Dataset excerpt
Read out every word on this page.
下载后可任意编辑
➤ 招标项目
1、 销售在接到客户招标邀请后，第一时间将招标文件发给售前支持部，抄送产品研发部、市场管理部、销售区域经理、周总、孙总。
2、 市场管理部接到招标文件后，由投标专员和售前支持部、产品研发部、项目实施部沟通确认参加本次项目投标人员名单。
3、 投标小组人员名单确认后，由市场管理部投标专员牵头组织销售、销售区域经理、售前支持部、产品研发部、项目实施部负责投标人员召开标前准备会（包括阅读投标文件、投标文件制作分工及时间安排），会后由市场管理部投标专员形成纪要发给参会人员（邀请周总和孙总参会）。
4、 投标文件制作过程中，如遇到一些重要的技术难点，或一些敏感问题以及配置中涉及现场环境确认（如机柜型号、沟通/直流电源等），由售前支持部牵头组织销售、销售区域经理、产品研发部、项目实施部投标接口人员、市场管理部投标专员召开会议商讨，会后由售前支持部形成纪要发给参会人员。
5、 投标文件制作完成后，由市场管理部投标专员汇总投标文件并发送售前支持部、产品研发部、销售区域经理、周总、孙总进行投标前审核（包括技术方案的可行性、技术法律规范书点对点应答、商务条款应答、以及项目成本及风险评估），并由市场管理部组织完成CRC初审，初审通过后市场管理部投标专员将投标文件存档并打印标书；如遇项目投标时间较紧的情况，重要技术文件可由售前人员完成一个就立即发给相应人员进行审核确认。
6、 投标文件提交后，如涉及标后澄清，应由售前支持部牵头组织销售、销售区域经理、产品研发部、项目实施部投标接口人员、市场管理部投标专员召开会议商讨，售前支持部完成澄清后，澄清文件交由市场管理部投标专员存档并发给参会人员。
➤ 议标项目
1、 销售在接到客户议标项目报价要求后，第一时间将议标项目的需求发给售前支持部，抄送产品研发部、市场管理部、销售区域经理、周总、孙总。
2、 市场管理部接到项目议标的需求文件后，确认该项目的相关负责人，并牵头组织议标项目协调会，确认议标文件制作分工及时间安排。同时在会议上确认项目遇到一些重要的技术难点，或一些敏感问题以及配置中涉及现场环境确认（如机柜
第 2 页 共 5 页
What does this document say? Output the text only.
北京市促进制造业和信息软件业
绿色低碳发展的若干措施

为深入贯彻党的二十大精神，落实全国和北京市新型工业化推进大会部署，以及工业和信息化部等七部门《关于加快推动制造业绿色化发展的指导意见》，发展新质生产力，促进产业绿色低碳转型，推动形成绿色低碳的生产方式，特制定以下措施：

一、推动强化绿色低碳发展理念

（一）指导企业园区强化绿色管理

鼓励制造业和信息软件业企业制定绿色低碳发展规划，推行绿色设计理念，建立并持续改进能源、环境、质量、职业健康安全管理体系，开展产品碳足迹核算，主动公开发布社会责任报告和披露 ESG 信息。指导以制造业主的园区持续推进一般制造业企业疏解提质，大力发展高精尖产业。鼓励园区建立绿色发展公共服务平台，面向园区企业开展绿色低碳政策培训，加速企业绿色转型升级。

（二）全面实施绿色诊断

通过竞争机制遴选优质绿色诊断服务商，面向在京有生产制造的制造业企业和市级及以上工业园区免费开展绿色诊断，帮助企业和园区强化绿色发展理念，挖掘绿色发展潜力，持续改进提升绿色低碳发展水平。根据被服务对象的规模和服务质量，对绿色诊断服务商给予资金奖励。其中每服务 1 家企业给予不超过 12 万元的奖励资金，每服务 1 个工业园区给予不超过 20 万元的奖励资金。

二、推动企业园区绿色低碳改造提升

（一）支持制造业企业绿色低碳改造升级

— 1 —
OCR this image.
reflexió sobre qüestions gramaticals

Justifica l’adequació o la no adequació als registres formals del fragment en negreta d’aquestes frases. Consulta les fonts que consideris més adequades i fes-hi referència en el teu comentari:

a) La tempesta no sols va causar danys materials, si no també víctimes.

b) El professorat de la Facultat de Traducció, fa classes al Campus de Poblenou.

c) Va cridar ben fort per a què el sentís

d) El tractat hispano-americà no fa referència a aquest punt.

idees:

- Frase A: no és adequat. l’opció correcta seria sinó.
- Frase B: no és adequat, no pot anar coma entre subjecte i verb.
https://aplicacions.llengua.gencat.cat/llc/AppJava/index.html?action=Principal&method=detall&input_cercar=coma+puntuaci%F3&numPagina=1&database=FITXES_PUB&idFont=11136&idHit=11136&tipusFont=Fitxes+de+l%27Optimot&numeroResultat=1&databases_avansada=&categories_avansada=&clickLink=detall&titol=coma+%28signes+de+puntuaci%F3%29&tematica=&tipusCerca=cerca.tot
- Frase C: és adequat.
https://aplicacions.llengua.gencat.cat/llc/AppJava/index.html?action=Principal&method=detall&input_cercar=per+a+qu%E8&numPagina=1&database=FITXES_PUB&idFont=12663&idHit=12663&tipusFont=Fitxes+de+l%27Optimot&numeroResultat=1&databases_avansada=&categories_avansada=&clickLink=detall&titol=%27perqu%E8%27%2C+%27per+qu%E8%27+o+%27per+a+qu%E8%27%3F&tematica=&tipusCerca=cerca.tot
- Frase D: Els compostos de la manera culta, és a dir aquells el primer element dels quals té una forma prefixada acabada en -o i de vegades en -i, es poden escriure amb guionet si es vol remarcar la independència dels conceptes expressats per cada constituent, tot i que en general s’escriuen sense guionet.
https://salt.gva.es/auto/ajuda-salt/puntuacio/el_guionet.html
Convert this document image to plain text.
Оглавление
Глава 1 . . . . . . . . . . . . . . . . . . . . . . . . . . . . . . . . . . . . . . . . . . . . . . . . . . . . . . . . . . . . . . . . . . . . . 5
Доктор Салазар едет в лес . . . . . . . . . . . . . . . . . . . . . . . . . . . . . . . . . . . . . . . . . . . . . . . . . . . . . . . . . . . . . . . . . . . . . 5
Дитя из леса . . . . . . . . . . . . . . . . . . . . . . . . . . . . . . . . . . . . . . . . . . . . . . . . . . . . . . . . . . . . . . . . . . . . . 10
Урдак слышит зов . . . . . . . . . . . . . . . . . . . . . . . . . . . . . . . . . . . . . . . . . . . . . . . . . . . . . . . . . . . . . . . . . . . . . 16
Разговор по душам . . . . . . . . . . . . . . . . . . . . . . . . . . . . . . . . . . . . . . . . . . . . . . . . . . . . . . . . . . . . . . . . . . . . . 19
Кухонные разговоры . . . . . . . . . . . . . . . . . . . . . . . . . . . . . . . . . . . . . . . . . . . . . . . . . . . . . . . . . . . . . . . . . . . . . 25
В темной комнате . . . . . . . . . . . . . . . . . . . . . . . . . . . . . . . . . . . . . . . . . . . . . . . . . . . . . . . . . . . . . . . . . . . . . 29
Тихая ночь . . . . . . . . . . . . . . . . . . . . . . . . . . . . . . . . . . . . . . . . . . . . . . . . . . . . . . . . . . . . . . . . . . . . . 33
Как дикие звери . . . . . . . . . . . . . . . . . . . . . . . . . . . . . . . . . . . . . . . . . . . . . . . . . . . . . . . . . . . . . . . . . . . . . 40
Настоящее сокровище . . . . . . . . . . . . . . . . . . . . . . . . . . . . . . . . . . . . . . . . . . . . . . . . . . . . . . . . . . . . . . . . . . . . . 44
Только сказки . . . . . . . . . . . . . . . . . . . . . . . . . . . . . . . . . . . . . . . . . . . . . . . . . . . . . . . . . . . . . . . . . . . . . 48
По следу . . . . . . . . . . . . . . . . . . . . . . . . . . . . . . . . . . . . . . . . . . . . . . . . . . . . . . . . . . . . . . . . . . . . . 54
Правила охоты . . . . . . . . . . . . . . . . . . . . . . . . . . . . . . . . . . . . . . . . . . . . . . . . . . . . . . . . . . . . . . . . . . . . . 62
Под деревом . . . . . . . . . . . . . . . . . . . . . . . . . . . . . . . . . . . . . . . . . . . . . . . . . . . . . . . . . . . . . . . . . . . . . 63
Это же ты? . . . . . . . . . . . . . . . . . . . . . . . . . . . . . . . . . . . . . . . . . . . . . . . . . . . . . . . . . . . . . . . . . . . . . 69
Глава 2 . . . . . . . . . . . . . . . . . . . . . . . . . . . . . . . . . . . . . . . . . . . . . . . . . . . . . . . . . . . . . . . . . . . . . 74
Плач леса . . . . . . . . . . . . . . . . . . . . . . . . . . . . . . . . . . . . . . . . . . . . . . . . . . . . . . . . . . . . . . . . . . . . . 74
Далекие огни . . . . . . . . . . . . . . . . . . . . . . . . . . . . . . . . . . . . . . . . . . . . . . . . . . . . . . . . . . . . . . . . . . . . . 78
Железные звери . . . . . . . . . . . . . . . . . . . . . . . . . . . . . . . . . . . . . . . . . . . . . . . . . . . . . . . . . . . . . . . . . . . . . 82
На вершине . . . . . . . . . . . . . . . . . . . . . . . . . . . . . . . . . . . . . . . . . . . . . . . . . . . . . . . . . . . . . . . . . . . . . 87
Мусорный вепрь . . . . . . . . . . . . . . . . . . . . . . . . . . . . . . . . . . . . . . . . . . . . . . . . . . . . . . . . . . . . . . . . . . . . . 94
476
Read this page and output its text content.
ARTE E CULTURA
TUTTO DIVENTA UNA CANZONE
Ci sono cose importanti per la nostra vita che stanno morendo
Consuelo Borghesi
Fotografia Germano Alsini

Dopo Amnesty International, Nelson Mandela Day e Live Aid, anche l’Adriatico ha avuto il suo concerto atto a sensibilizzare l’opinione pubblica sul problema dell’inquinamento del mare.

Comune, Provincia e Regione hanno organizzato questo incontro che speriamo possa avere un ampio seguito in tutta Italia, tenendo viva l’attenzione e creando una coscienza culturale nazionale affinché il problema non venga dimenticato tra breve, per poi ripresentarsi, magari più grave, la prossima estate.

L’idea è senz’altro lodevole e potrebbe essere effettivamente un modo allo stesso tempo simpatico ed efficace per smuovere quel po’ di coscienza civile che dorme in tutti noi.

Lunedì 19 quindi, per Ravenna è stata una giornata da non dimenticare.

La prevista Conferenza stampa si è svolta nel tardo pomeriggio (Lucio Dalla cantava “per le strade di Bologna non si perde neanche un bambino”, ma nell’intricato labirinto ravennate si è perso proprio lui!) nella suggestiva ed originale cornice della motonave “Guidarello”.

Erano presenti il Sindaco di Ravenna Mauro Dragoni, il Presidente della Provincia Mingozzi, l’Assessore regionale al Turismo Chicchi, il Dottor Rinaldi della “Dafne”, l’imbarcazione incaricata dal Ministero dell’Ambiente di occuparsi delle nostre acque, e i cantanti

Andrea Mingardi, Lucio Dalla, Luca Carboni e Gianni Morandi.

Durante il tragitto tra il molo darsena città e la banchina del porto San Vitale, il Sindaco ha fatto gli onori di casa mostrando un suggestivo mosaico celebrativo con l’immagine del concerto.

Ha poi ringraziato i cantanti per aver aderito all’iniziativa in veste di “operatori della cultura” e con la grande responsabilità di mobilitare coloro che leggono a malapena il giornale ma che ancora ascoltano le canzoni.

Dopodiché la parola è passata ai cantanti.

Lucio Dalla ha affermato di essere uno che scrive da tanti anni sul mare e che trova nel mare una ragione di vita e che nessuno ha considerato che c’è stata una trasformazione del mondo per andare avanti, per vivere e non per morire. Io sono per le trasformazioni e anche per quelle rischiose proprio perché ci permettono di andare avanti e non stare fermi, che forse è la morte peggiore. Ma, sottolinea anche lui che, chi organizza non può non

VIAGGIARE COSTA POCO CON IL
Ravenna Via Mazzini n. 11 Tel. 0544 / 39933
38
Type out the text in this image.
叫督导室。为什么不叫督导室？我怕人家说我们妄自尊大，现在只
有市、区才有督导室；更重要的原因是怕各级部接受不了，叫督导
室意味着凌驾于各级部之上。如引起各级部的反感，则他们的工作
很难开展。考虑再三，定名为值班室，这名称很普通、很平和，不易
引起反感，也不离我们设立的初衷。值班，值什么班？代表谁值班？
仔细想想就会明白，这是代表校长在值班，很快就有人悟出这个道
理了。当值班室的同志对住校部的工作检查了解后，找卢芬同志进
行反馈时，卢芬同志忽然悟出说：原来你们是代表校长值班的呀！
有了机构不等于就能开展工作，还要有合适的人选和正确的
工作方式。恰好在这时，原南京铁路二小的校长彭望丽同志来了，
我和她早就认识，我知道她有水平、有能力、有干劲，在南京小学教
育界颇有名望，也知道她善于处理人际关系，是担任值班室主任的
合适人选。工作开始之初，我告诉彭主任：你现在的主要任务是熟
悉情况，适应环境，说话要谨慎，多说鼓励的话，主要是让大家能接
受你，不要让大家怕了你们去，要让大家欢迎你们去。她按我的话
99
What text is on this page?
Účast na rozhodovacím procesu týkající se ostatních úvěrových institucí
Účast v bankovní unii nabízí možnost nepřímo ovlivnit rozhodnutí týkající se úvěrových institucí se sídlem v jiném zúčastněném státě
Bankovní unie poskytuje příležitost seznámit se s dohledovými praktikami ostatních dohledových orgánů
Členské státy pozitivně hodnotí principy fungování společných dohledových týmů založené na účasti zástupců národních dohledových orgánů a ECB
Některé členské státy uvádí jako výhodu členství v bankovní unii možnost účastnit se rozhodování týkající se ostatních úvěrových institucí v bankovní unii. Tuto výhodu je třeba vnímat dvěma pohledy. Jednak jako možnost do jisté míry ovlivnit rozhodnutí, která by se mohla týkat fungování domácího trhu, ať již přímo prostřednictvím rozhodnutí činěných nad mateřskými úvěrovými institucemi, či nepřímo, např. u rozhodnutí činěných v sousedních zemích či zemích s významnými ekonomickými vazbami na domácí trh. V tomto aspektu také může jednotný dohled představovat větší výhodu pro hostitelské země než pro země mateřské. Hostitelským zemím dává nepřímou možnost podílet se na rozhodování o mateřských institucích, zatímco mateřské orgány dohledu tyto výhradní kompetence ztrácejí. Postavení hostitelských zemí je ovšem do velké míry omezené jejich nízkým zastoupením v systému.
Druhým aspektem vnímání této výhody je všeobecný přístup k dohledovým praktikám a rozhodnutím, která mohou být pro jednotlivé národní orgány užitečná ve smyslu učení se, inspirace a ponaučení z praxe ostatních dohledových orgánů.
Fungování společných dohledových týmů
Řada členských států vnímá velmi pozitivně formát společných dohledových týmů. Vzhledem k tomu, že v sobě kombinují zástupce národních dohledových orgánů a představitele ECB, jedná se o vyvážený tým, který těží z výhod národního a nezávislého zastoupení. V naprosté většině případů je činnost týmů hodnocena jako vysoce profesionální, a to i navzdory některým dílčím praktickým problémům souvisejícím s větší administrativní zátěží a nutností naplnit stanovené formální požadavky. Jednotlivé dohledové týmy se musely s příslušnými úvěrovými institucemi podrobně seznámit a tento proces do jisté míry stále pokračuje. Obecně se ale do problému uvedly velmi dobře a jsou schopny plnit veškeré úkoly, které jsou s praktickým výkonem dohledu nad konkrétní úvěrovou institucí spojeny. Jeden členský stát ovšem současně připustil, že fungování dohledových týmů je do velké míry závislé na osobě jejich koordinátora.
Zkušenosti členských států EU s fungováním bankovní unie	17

Given task:
Where a line of the records above holds the word "stata", copy that line.

Solution:
Lunedì 19 quindi, per Ravenna è stata una giornata da non dimenticare.
Lucio Dalla ha affermato di essere uno che scrive da tanti anni sul mare e che trova nel mare una ragione di vita e che nessuno ha considerato che c’è stata una trasformazione del mondo per andare avanti, per vivere e non per morire. Io sono per le trasformazioni e anche per quelle rischiose proprio perché ci permettono di andare avanti e non stare fermi, che forse è la morte peggiore. Ma, sottolinea anche lui che, chi organizza non può non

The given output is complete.